WRITTEN TASK ->
Reproduce the material in full, unchanged.

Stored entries
+---+

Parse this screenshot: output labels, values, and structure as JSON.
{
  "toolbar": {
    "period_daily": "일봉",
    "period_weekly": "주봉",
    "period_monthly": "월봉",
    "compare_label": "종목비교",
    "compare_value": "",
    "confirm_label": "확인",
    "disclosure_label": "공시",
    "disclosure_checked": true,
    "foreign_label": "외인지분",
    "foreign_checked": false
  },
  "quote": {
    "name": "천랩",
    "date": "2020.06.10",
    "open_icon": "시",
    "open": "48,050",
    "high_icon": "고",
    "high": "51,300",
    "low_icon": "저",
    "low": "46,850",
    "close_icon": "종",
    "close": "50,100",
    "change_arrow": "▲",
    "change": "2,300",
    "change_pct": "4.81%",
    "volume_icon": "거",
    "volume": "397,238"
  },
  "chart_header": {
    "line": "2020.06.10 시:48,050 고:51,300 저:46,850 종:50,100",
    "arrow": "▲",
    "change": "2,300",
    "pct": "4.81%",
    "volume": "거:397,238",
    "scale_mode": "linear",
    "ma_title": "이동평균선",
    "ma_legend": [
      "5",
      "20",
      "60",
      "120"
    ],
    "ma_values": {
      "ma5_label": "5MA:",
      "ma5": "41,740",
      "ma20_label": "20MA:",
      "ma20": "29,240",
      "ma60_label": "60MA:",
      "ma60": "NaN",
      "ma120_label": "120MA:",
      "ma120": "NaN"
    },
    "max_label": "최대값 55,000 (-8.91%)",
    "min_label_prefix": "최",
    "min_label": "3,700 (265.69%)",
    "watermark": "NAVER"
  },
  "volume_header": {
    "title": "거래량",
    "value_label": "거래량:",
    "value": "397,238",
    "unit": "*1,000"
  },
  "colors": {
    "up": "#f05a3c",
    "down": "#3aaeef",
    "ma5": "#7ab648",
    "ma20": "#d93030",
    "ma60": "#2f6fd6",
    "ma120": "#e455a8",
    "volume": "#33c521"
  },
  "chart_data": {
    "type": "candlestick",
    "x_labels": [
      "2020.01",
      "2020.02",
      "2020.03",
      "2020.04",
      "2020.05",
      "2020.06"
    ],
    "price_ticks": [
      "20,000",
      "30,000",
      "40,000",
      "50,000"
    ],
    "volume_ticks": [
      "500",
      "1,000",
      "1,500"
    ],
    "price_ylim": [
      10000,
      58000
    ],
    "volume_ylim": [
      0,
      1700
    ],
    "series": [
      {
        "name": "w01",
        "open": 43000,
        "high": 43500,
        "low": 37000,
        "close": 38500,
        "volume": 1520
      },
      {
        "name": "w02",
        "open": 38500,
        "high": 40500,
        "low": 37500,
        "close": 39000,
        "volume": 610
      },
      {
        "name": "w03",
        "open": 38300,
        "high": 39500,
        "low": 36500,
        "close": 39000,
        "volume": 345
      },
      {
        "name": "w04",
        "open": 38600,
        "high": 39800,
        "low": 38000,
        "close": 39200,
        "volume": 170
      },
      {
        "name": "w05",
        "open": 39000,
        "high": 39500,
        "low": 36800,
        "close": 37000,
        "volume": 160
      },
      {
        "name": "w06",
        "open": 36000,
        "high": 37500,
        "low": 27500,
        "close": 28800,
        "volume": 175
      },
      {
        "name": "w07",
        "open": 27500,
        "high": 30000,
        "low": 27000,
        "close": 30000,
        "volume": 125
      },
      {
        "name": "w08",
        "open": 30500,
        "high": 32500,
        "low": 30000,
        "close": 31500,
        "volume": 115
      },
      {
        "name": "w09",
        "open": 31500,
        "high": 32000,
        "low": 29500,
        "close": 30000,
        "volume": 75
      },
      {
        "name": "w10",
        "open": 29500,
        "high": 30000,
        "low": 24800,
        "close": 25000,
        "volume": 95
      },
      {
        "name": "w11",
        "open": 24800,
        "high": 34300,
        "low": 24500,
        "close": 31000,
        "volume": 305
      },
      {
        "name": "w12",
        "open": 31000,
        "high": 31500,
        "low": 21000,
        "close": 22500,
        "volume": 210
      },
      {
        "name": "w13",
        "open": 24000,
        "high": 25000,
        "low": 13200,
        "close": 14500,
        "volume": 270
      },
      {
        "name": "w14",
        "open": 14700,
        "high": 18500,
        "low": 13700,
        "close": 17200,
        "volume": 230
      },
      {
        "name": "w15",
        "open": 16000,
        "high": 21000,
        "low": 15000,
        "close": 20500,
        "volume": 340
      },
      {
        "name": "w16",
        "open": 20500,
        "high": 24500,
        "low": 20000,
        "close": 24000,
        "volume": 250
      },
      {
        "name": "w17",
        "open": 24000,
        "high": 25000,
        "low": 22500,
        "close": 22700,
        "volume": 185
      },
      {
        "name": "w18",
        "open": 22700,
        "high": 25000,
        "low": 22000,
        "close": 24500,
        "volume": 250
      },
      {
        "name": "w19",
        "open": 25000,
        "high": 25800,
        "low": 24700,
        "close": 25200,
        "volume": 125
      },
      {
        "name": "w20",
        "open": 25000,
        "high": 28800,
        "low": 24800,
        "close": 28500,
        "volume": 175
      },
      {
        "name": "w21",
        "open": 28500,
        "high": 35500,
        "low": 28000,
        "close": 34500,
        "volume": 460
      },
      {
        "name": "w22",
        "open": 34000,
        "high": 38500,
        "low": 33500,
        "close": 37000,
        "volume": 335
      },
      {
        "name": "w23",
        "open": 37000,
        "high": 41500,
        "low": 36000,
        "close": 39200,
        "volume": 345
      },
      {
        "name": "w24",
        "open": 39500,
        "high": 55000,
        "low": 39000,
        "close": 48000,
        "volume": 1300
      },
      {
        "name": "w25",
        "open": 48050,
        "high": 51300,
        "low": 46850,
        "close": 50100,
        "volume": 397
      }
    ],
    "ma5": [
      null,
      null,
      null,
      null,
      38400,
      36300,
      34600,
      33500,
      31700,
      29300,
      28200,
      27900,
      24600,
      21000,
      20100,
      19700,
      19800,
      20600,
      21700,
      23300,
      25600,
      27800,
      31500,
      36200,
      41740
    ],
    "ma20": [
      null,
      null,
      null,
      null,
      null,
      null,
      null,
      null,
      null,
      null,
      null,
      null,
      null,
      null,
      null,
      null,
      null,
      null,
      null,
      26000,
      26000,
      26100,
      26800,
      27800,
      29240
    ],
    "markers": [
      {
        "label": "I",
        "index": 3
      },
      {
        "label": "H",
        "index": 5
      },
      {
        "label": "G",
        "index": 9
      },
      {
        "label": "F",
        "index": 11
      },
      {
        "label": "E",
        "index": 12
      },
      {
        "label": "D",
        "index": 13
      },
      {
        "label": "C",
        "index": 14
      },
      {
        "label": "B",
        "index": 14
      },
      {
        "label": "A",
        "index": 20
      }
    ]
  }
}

+---+

REPLY TO THE TASK ->
Parse this screenshot: output labels, values, and structure as JSON.
{
  "toolbar": {
    "period_daily": "일봉",
    "period_weekly": "주봉",
    "period_monthly": "월봉",
    "compare_label": "종목비교",
    "compare_value": "",
    "confirm_label": "확인",
    "disclosure_label": "공시",
    "disclosure_checked": true,
    "foreign_label": "외인지분",
    "foreign_checked": false
  },
  "quote": {
    "name": "천랩",
    "date": "2020.06.10",
    "open_icon": "시",
    "open": "48,050",
    "high_icon": "고",
    "high": "51,300",
    "low_icon": "저",
    "low": "46,850",
    "close_icon": "종",
    "close": "50,100",
    "change_arrow": "▲",
    "change": "2,300",
    "change_pct": "4.81%",
    "volume_icon": "거",
    "volume": "397,238"
  },
  "chart_header": {
    "line": "2020.06.10 시:48,050 고:51,300 저:46,850 종:50,100",
    "arrow": "▲",
    "change": "2,300",
    "pct": "4.81%",
    "volume": "거:397,238",
    "scale_mode": "linear",
    "ma_title": "이동평균선",
    "ma_legend": [
      "5",
      "20",
      "60",
      "120"
    ],
    "ma_values": {
      "ma5_label": "5MA:",
      "ma5": "41,740",
      "ma20_label": "20MA:",
      "ma20": "29,240",
      "ma60_label": "60MA:",
      "ma60": "NaN",
      "ma120_label": "120MA:",
      "ma120": "NaN"
    },
    "max_label": "최대값 55,000 (-8.91%)",
    "min_label_prefix": "최",
    "min_label": "3,700 (265.69%)",
    "watermark": "NAVER"
  },
  "volume_header": {
    "title": "거래량",
    "value_label": "거래량:",
    "value": "397,238",
    "unit": "*1,000"
  },
  "colors": {
    "up": "#f05a3c",
    "down": "#3aaeef",
    "ma5": "#7ab648",
    "ma20": "#d93030",
    "ma60": "#2f6fd6",
    "ma120": "#e455a8",
    "volume": "#33c521"
  },
  "chart_data": {
    "type": "candlestick",
    "x_labels": [
      "2020.01",
      "2020.02",
      "2020.03",
      "2020.04",
      "2020.05",
      "2020.06"
    ],
    "price_ticks": [
      "20,000",
      "30,000",
      "40,000",
      "50,000"
    ],
    "volume_ticks": [
      "500",
      "1,000",
      "1,500"
    ],
    "price_ylim": [
      10000,
      58000
    ],
    "volume_ylim": [
      0,
      1700
    ],
    "series": [
      {
        "name": "w01",
        "open": 43000,
        "high": 43500,
        "low": 37000,
        "close": 38500,
        "volume": 1520
      },
      {
        "name": "w02",
        "open": 38500,
        "high": 40500,
        "low": 37500,
        "close": 39000,
        "volume": 610
      },
      {
        "name": "w03",
        "open": 38300,
        "high": 39500,
        "low": 36500,
        "close": 39000,
        "volume": 345
      },
      {
        "name": "w04",
        "open": 38600,
        "high": 39800,
        "low": 38000,
        "close": 39200,
        "volume": 170
      },
      {
        "name": "w05",
        "open": 39000,
        "high": 39500,
        "low": 36800,
        "close": 37000,
        "volume": 160
      },
      {
        "name": "w06",
        "open": 36000,
        "high": 37500,
        "low": 27500,
        "close": 28800,
        "volume": 175
      },
      {
        "name": "w07",
        "open": 27500,
        "high": 30000,
        "low": 27000,
        "close": 30000,
        "volume": 125
      },
      {
        "name": "w08",
        "open": 30500,
        "high": 32500,
        "low": 30000,
        "close": 31500,
        "volume": 115
      },
      {
        "name": "w09",
        "open": 31500,
        "high": 32000,
        "low": 29500,
        "close": 30000,
        "volume": 75
      },
      {
        "name": "w10",
        "open": 29500,
        "high": 30000,
        "low": 24800,
        "close": 25000,
        "volume": 95
      },
      {
        "name": "w11",
        "open": 24800,
        "high": 34300,
        "low": 24500,
        "close": 31000,
        "volume": 305
      },
      {
        "name": "w12",
        "open": 31000,
        "high": 31500,
        "low": 21000,
        "close": 22500,
        "volume": 210
      },
      {
        "name": "w13",
        "open": 24000,
        "high": 25000,
        "low": 13200,
        "close": 14500,
        "volume": 270
      },
      {
        "name": "w14",
        "open": 14700,
        "high": 18500,
        "low": 13700,
        "close": 17200,
        "volume": 230
      },
      {
        "name": "w15",
        "open": 16000,
        "high": 21000,
        "low": 15000,
        "close": 20500,
        "volume": 340
      },
      {
        "name": "w16",
        "open": 20500,
        "high": 24500,
        "low": 20000,
        "close": 24000,
        "volume": 250
      },
      {
        "name": "w17",
        "open": 24000,
        "high": 25000,
        "low": 22500,
        "close": 22700,
        "volume": 185
      },
      {
        "name": "w18",
        "open": 22700,
        "high": 25000,
        "low": 22000,
        "close": 24500,
        "volume": 250
      },
      {
        "name": "w19",
        "open": 25000,
        "high": 25800,
        "low": 24700,
        "close": 25200,
        "volume": 125
      },
      {
        "name": "w20",
        "open": 25000,
        "high": 28800,
        "low": 24800,
        "close": 28500,
        "volume": 175
      },
      {
        "name": "w21",
        "open": 28500,
        "high": 35500,
        "low": 28000,
        "close": 34500,
        "volume": 460
      },
      {
        "name": "w22",
        "open": 34000,
        "high": 38500,
        "low": 33500,
        "close": 37000,
        "volume": 335
      },
      {
        "name": "w23",
        "open": 37000,
        "high": 41500,
        "low": 36000,
        "close": 39200,
        "volume": 345
      },
      {
        "name": "w24",
        "open": 39500,
        "high": 55000,
        "low": 39000,
        "close": 48000,
        "volume": 1300
      },
      {
        "name": "w25",
        "open": 48050,
        "high": 51300,
        "low": 46850,
        "close": 50100,
        "volume": 397
      }
    ],
    "ma5": [
      null,
      null,
      null,
      null,
      38400,
      36300,
      34600,
      33500,
      31700,
      29300,
      28200,
      27900,
      24600,
      21000,
      20100,
      19700,
      19800,
      20600,
      21700,
      23300,
      25600,
      27800,
      31500,
      36200,
      41740
    ],
    "ma20": [
      null,
      null,
      null,
      null,
      null,
      null,
      null,
      null,
      null,
      null,
      null,
      null,
      null,
      null,
      null,
      null,
      null,
      null,
      null,
      26000,
      26000,
      26100,
      26800,
      27800,
      29240
    ],
    "markers": [
      {
        "label": "I",
        "index": 3
      },
      {
        "label": "H",
        "index": 5
      },
      {
        "label": "G",
        "index": 9
      },
      {
        "label": "F",
        "index": 11
      },
      {
        "label": "E",
        "index": 12
      },
      {
        "label": "D",
        "index": 13
      },
      {
        "label": "C",
        "index": 14
      },
      {
        "label": "B",
        "index": 14
      },
      {
        "label": "A",
        "index": 20
      }
    ]
  }
}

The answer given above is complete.